* Set problem *
Find and copy every line in the records that includes the string "hàng".

***** Entries supplied

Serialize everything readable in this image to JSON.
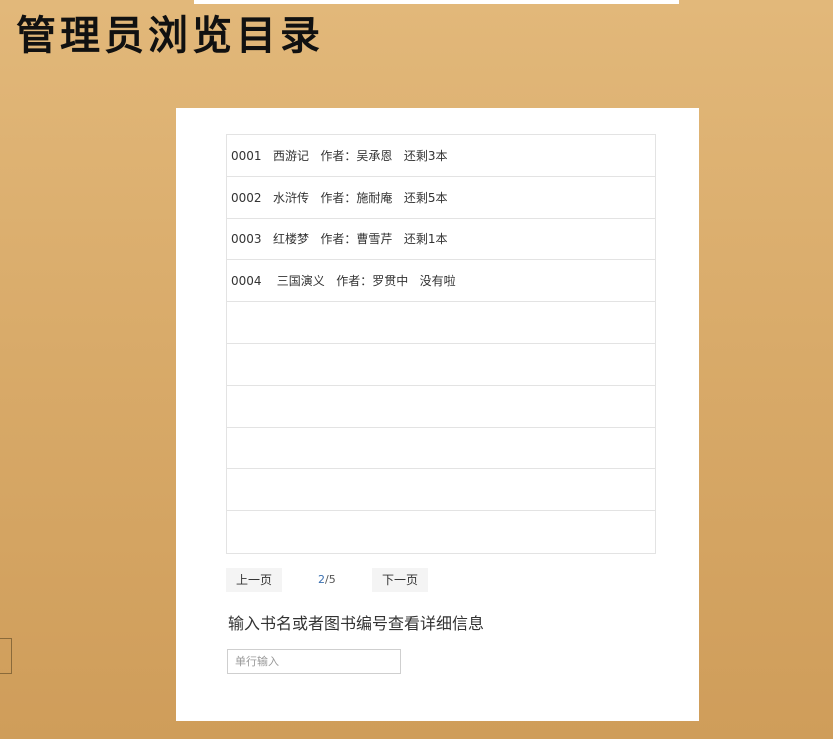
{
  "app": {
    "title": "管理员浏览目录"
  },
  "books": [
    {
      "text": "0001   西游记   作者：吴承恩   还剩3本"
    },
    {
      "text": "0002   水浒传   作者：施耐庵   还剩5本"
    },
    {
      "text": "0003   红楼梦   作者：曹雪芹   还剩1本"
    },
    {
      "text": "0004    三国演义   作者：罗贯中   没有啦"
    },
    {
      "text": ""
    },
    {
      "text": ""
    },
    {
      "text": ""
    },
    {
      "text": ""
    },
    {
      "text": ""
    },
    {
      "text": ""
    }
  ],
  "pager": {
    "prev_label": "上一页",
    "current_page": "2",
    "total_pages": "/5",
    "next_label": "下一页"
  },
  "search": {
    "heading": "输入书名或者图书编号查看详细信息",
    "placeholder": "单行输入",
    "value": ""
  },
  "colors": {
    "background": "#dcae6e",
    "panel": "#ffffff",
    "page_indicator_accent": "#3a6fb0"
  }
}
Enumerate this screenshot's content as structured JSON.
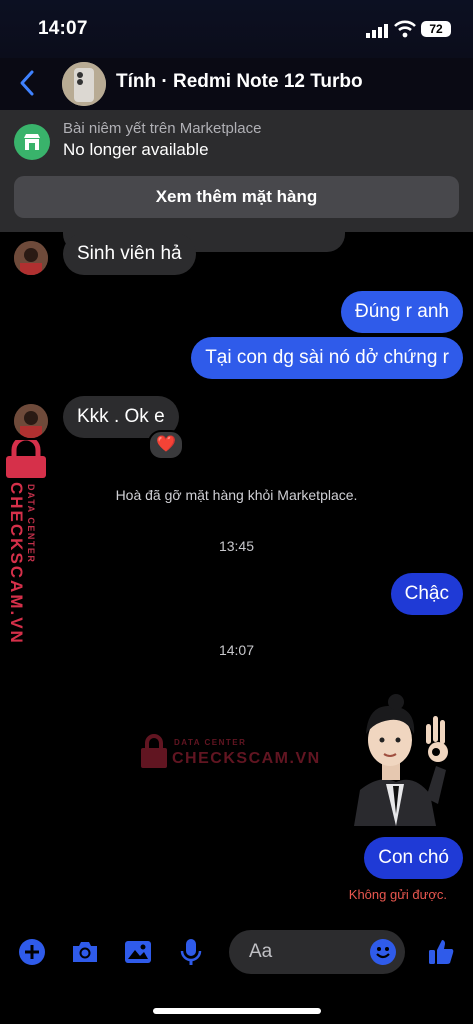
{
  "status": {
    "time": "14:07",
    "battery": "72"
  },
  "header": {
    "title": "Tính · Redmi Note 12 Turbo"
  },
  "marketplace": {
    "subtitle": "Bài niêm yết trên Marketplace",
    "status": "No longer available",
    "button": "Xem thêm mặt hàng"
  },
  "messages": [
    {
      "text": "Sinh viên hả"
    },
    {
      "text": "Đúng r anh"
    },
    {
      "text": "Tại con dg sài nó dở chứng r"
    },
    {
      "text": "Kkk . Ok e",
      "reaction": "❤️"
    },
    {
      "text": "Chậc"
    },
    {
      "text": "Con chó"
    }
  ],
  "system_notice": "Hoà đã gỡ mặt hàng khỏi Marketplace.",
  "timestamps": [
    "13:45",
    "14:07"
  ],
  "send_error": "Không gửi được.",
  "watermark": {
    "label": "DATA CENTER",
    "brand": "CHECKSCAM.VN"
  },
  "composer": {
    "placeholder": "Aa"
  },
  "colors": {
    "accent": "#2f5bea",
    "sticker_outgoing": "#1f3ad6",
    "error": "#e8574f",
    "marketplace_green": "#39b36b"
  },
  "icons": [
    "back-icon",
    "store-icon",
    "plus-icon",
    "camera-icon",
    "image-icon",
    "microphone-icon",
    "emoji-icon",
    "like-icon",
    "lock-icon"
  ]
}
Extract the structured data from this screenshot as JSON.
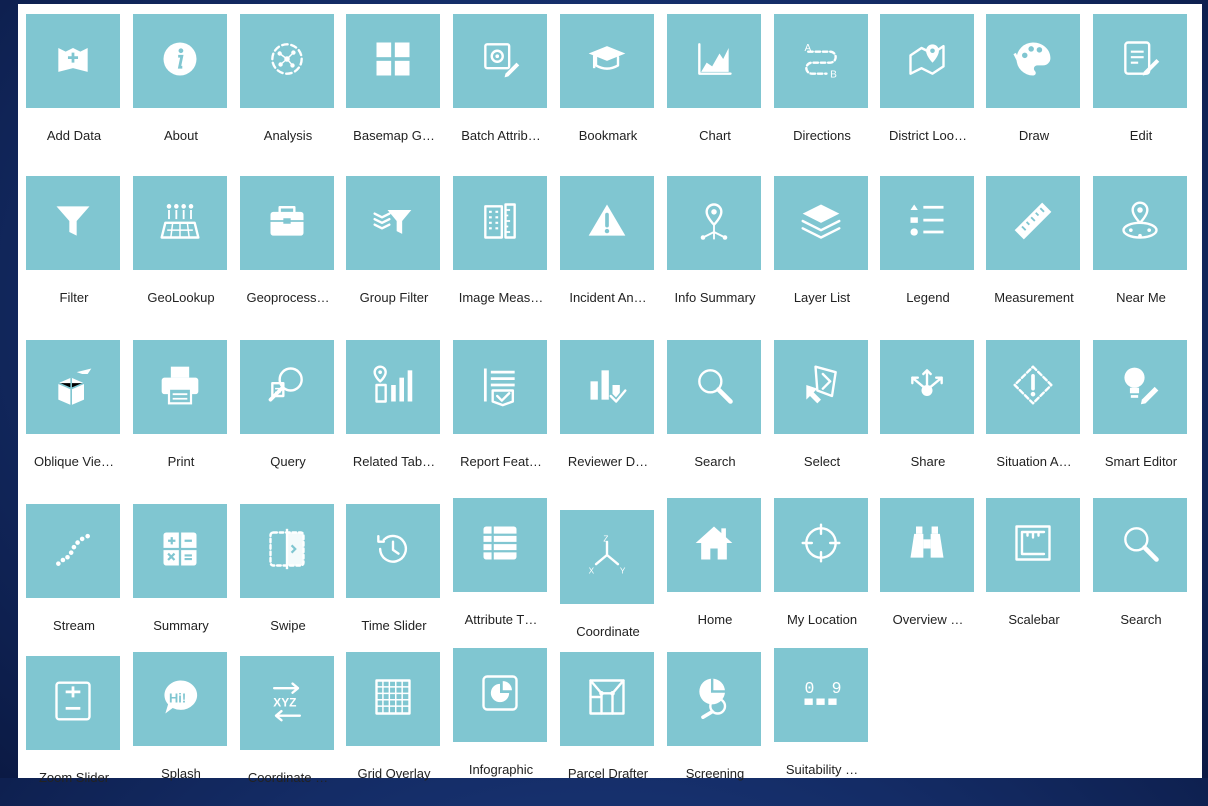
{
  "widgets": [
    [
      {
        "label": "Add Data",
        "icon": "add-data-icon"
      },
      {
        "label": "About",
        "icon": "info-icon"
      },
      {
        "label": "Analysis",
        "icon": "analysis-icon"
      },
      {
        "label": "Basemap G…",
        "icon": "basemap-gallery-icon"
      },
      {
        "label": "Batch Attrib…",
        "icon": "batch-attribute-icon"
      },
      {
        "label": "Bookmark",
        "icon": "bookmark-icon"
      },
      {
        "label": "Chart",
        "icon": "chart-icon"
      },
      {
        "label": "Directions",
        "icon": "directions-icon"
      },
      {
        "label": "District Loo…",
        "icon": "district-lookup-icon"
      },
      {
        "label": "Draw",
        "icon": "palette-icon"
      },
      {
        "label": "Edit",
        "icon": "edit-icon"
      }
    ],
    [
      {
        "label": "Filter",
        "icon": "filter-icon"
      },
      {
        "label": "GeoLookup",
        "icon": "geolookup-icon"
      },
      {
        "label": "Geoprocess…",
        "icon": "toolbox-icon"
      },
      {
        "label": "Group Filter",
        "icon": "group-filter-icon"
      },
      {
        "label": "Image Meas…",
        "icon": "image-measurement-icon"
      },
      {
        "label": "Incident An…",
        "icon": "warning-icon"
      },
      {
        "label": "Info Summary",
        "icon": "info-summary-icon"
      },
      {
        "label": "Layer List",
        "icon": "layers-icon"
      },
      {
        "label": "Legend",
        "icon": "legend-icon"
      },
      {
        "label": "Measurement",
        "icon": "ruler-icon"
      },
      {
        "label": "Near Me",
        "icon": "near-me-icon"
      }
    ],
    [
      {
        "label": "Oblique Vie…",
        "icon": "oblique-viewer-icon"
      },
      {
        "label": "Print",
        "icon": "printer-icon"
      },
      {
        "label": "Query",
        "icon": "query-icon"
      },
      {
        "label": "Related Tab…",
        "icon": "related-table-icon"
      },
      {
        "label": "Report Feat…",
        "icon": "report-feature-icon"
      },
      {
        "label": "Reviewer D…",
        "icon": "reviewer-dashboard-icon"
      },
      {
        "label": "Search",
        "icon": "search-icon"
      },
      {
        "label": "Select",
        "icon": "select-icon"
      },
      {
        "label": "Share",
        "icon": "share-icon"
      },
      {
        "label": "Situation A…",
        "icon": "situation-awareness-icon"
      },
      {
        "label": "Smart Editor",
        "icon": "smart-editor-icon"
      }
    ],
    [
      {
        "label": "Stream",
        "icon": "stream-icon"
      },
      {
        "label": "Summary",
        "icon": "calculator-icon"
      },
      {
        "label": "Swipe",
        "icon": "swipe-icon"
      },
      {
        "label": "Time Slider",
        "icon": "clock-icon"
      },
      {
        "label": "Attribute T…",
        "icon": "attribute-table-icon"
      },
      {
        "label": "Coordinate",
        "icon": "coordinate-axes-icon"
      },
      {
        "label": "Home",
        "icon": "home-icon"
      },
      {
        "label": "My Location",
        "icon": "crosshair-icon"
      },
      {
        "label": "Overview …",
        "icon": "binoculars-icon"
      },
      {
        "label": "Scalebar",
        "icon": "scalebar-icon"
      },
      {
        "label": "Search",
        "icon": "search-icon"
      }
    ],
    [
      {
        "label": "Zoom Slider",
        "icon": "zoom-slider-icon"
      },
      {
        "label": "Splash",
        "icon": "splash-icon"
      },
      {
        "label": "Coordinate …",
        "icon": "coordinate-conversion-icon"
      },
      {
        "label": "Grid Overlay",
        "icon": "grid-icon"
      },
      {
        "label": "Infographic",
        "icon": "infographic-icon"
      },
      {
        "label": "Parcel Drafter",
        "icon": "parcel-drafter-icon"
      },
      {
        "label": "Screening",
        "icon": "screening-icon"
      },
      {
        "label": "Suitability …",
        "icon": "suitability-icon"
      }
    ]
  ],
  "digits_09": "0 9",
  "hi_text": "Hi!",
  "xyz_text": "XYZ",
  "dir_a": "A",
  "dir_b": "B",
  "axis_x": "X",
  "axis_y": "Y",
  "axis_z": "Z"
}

**********

* Written answer *
    "button": "Xem thêm mặt hàng"
  "system_notice": "Hoà đã gỡ mặt hàng khỏi Marketplace.",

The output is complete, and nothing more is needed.